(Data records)
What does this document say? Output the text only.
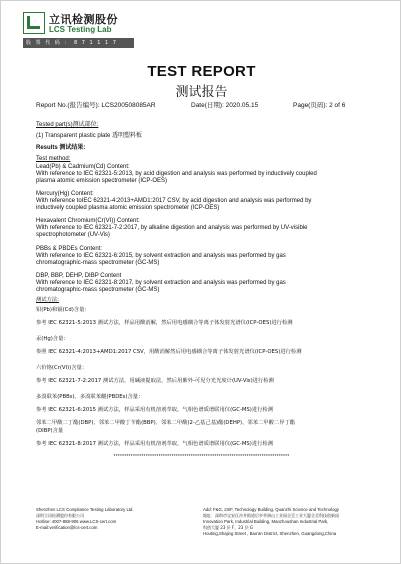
立讯检测股份
LCS Testing Lab
股 票 代 码 ： 8 7 1 1 1 7
TEST REPORT
测试报告
Report No.(报告编号): LCS200508085AR	Date(日期): 2020.05.15	Page(页码): 2 of 6
Tested part(s)测试部位:
(1) Transparent plastic plate 透明塑料板
Results 测试结果:
Test method:
Lead(Pb) & Cadmium(Cd) Content:
With reference to IEC 62321-5:2013, by acid digestion and analysis was performed by inductively coupled
plasma atomic emission spectrometer (ICP-OES)
Mercury(Hg) Content:
With reference toIEC 62321-4:2013+AMD1:2017 CSV, by acid digestion and analysis was performed by
inductively coupled plasma atomic emission spectrometer (ICP-OES)
Hexavalent Chromium(Cr(VI)) Content:
With reference to IEC 62321-7-2:2017, by alkaline digestion and analysis was performed by UV-visible
spectrophotometer (UV-Vis)
PBBs & PBDEs Content:
With reference to IEC 62321-6:2015, by solvent extraction and analysis was performed by gas
chromatographic-mass spectrometer (GC-MS)
DBP, BBP, DEHP, DIBP Content
With reference to IEC 62321-8:2017, by solvent extraction and analysis was performed by gas
chromatographic-mass spectrometer (GC-MS)
测试方法:
铅(Pb)和镉(Cd)含量：
参考 IEC 62321-5:2013 测试方法，样品用酸消解，然后用电感耦合等离子体发射光谱仪(ICP-OES)进行检测
汞(Hg)含量：
参照 IEC 62321-4:2013+AMD1:2017 CSV，用酸消解然后用电感耦合等离子体发射光谱仪(ICP-OES)进行检测
六价铬(Cr(VI))含量：
参考 IEC 62321-7-2:2017 测试方法，用碱液提取法，然后用紫外-可见分光光度计(UV-Vis)进行检测
多溴联苯(PBBs)、多溴联苯醚(PBDEs)含量：
参考 IEC 62321-6:2015 测试方法，样品采用有机溶剂萃取，气相色谱质谱联用仪(GC-MS)进行检测
邻苯二甲酸二丁酯(DBP)、邻苯二甲酸丁苄酯(BBP)、邻苯二甲酸(2-乙基己基)酯(DEHP)、邻苯二甲酸二异丁酯
(DIBP)含量
参考 IEC 62321-8:2017 测试方法，样品采用有机溶剂萃取，气相色谱质谱联用仪(GC-MS)进行检测
**********************************************************************************
Shenzhen LCS Compliance Testing Laboratory Ltd.
深圳立讯检测股份有限公司
Hotline: 4007-888-906 www.LCS-cert.com
E-mail:verification@lcs-cert.com
Add: F&G, 23/F, Technology Building, Quanzhi Science and Technology
地址：深圳市宝安区沙井街道后亭茅洲山工业园全至工业大厦全至科技创新园
Innovation Park, Industrial Building, Maozhoushan Industrial Park,
科创大厦 23 层 F、23 层 G
Houting,Shajing Street , Bao'an District, Shenzhen, Guangdong,China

Task goal: Replicate the material above verbatim; images stay out of the copy.

Completed task:
What does this document say? Output the text only.
立讯检测股份
LCS Testing Lab
股 票 代 码 ： 8 7 1 1 1 7
TEST REPORT
测试报告
Report No.(报告编号): LCS200508085AR	Date(日期): 2020.05.15	Page(页码): 2 of 6
Tested part(s)测试部位:
(1) Transparent plastic plate 透明塑料板
Results 测试结果:
Test method:
Lead(Pb) & Cadmium(Cd) Content:
With reference to IEC 62321-5:2013, by acid digestion and analysis was performed by inductively coupled
plasma atomic emission spectrometer (ICP-OES)
Mercury(Hg) Content:
With reference toIEC 62321-4:2013+AMD1:2017 CSV, by acid digestion and analysis was performed by
inductively coupled plasma atomic emission spectrometer (ICP-OES)
Hexavalent Chromium(Cr(VI)) Content:
With reference to IEC 62321-7-2:2017, by alkaline digestion and analysis was performed by UV-visible
spectrophotometer (UV-Vis)
PBBs & PBDEs Content:
With reference to IEC 62321-6:2015, by solvent extraction and analysis was performed by gas
chromatographic-mass spectrometer (GC-MS)
DBP, BBP, DEHP, DIBP Content
With reference to IEC 62321-8:2017, by solvent extraction and analysis was performed by gas
chromatographic-mass spectrometer (GC-MS)
测试方法:
铅(Pb)和镉(Cd)含量：
参考 IEC 62321-5:2013 测试方法，样品用酸消解，然后用电感耦合等离子体发射光谱仪(ICP-OES)进行检测
汞(Hg)含量：
参照 IEC 62321-4:2013+AMD1:2017 CSV，用酸消解然后用电感耦合等离子体发射光谱仪(ICP-OES)进行检测
六价铬(Cr(VI))含量：
参考 IEC 62321-7-2:2017 测试方法，用碱液提取法，然后用紫外-可见分光光度计(UV-Vis)进行检测
多溴联苯(PBBs)、多溴联苯醚(PBDEs)含量：
参考 IEC 62321-6:2015 测试方法，样品采用有机溶剂萃取，气相色谱质谱联用仪(GC-MS)进行检测
邻苯二甲酸二丁酯(DBP)、邻苯二甲酸丁苄酯(BBP)、邻苯二甲酸(2-乙基己基)酯(DEHP)、邻苯二甲酸二异丁酯
(DIBP)含量
参考 IEC 62321-8:2017 测试方法，样品采用有机溶剂萃取，气相色谱质谱联用仪(GC-MS)进行检测
**********************************************************************************
Shenzhen LCS Compliance Testing Laboratory Ltd.
深圳立讯检测股份有限公司
Hotline: 4007-888-906 www.LCS-cert.com
E-mail:verification@lcs-cert.com
Add: F&G, 23/F, Technology Building, Quanzhi Science and Technology
地址：深圳市宝安区沙井街道后亭茅洲山工业园全至工业大厦全至科技创新园
Innovation Park, Industrial Building, Maozhoushan Industrial Park,
科创大厦 23 层 F、23 层 G
Houting,Shajing Street , Bao'an District, Shenzhen, Guangdong,China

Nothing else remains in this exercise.